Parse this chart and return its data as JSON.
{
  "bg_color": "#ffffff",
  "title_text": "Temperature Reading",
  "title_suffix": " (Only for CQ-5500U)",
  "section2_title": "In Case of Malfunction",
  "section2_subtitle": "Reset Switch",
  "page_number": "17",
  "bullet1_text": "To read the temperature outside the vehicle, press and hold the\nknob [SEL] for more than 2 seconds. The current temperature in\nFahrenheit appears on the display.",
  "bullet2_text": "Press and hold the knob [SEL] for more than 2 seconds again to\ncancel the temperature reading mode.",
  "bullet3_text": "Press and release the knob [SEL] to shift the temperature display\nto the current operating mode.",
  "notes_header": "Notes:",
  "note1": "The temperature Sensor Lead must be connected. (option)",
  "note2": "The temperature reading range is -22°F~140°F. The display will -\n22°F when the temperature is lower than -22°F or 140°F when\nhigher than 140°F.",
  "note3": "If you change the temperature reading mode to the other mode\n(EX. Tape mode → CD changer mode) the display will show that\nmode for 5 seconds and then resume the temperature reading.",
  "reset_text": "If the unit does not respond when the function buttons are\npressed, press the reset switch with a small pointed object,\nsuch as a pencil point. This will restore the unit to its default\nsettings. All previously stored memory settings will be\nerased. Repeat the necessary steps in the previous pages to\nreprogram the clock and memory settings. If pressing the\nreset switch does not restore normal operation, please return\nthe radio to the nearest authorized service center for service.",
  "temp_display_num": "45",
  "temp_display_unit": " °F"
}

● ● ● ● ●

WHAT IS BEING ASKED: In this exercise, repeat all entries exactly.

SOLUTION:
Parse this chart and return its data as JSON.
{
  "bg_color": "#ffffff",
  "title_text": "Temperature Reading",
  "title_suffix": " (Only for CQ-5500U)",
  "section2_title": "In Case of Malfunction",
  "section2_subtitle": "Reset Switch",
  "page_number": "17",
  "bullet1_text": "To read the temperature outside the vehicle, press and hold the\nknob [SEL] for more than 2 seconds. The current temperature in\nFahrenheit appears on the display.",
  "bullet2_text": "Press and hold the knob [SEL] for more than 2 seconds again to\ncancel the temperature reading mode.",
  "bullet3_text": "Press and release the knob [SEL] to shift the temperature display\nto the current operating mode.",
  "notes_header": "Notes:",
  "note1": "The temperature Sensor Lead must be connected. (option)",
  "note2": "The temperature reading range is -22°F~140°F. The display will -\n22°F when the temperature is lower than -22°F or 140°F when\nhigher than 140°F.",
  "note3": "If you change the temperature reading mode to the other mode\n(EX. Tape mode → CD changer mode) the display will show that\nmode for 5 seconds and then resume the temperature reading.",
  "reset_text": "If the unit does not respond when the function buttons are\npressed, press the reset switch with a small pointed object,\nsuch as a pencil point. This will restore the unit to its default\nsettings. All previously stored memory settings will be\nerased. Repeat the necessary steps in the previous pages to\nreprogram the clock and memory settings. If pressing the\nreset switch does not restore normal operation, please return\nthe radio to the nearest authorized service center for service.",
  "temp_display_num": "45",
  "temp_display_unit": " °F"
}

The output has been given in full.